▶ [Records for this task]:
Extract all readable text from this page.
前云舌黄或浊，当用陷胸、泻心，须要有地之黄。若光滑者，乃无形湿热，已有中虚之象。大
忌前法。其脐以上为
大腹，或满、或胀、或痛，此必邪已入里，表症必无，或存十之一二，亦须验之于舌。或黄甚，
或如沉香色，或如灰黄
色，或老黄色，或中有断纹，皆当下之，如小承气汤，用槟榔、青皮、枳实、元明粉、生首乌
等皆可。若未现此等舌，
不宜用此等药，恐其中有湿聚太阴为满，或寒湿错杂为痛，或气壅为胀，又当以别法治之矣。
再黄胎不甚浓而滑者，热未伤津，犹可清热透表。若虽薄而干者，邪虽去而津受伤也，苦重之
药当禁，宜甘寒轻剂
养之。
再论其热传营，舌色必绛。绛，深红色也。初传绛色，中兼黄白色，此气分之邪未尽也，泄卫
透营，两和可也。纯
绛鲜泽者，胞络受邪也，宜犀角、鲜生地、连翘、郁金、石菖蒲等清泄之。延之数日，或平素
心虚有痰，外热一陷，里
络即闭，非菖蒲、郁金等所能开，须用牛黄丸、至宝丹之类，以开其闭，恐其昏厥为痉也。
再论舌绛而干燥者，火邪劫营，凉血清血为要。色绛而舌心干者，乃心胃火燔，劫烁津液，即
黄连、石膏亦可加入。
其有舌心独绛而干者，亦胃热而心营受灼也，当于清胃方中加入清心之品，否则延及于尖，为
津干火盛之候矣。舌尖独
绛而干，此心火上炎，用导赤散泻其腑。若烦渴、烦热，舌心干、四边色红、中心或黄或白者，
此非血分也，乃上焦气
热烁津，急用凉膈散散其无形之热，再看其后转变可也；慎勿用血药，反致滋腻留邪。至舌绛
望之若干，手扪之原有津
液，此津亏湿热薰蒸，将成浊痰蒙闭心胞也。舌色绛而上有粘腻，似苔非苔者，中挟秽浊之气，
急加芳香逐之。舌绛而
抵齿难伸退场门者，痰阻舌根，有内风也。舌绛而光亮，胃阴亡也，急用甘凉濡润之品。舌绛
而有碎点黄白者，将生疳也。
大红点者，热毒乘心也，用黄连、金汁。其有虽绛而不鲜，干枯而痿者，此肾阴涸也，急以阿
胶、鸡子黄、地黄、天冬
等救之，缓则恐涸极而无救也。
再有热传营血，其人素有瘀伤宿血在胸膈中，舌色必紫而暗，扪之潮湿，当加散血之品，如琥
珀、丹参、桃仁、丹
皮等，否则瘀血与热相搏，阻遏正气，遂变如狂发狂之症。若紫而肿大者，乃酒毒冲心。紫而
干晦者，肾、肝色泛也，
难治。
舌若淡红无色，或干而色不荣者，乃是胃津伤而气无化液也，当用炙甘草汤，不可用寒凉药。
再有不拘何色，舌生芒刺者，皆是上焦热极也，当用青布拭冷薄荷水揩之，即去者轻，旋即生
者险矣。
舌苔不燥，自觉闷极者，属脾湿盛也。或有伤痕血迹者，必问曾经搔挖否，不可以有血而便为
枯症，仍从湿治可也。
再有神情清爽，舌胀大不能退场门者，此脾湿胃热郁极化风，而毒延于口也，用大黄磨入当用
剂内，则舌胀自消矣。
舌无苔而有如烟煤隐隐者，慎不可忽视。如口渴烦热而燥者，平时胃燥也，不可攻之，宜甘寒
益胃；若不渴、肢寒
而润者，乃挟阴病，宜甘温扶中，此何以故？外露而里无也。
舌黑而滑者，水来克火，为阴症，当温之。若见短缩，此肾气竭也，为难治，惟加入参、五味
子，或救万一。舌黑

▶ [Exercise objective]:
Restate the data above word for word.

▶ [Output of the task]:
Extract all readable text from this page.
前云舌黄或浊，当用陷胸、泻心，须要有地之黄。若光滑者，乃无形湿热，已有中虚之象。大
忌前法。其脐以上为
大腹，或满、或胀、或痛，此必邪已入里，表症必无，或存十之一二，亦须验之于舌。或黄甚，
或如沉香色，或如灰黄
色，或老黄色，或中有断纹，皆当下之，如小承气汤，用槟榔、青皮、枳实、元明粉、生首乌
等皆可。若未现此等舌，
不宜用此等药，恐其中有湿聚太阴为满，或寒湿错杂为痛，或气壅为胀，又当以别法治之矣。
再黄胎不甚浓而滑者，热未伤津，犹可清热透表。若虽薄而干者，邪虽去而津受伤也，苦重之
药当禁，宜甘寒轻剂
养之。
再论其热传营，舌色必绛。绛，深红色也。初传绛色，中兼黄白色，此气分之邪未尽也，泄卫
透营，两和可也。纯
绛鲜泽者，胞络受邪也，宜犀角、鲜生地、连翘、郁金、石菖蒲等清泄之。延之数日，或平素
心虚有痰，外热一陷，里
络即闭，非菖蒲、郁金等所能开，须用牛黄丸、至宝丹之类，以开其闭，恐其昏厥为痉也。
再论舌绛而干燥者，火邪劫营，凉血清血为要。色绛而舌心干者，乃心胃火燔，劫烁津液，即
黄连、石膏亦可加入。
其有舌心独绛而干者，亦胃热而心营受灼也，当于清胃方中加入清心之品，否则延及于尖，为
津干火盛之候矣。舌尖独
绛而干，此心火上炎，用导赤散泻其腑。若烦渴、烦热，舌心干、四边色红、中心或黄或白者，
此非血分也，乃上焦气
热烁津，急用凉膈散散其无形之热，再看其后转变可也；慎勿用血药，反致滋腻留邪。至舌绛
望之若干，手扪之原有津
液，此津亏湿热薰蒸，将成浊痰蒙闭心胞也。舌色绛而上有粘腻，似苔非苔者，中挟秽浊之气，
急加芳香逐之。舌绛而
抵齿难伸退场门者，痰阻舌根，有内风也。舌绛而光亮，胃阴亡也，急用甘凉濡润之品。舌绛
而有碎点黄白者，将生疳也。
大红点者，热毒乘心也，用黄连、金汁。其有虽绛而不鲜，干枯而痿者，此肾阴涸也，急以阿
胶、鸡子黄、地黄、天冬
等救之，缓则恐涸极而无救也。
再有热传营血，其人素有瘀伤宿血在胸膈中，舌色必紫而暗，扪之潮湿，当加散血之品，如琥
珀、丹参、桃仁、丹
皮等，否则瘀血与热相搏，阻遏正气，遂变如狂发狂之症。若紫而肿大者，乃酒毒冲心。紫而
干晦者，肾、肝色泛也，
难治。
舌若淡红无色，或干而色不荣者，乃是胃津伤而气无化液也，当用炙甘草汤，不可用寒凉药。
再有不拘何色，舌生芒刺者，皆是上焦热极也，当用青布拭冷薄荷水揩之，即去者轻，旋即生
者险矣。
舌苔不燥，自觉闷极者，属脾湿盛也。或有伤痕血迹者，必问曾经搔挖否，不可以有血而便为
枯症，仍从湿治可也。
再有神情清爽，舌胀大不能退场门者，此脾湿胃热郁极化风，而毒延于口也，用大黄磨入当用
剂内，则舌胀自消矣。
舌无苔而有如烟煤隐隐者，慎不可忽视。如口渴烦热而燥者，平时胃燥也，不可攻之，宜甘寒
益胃；若不渴、肢寒
而润者，乃挟阴病，宜甘温扶中，此何以故？外露而里无也。
舌黑而滑者，水来克火，为阴症，当温之。若见短缩，此肾气竭也，为难治，惟加入参、五味
子，或救万一。舌黑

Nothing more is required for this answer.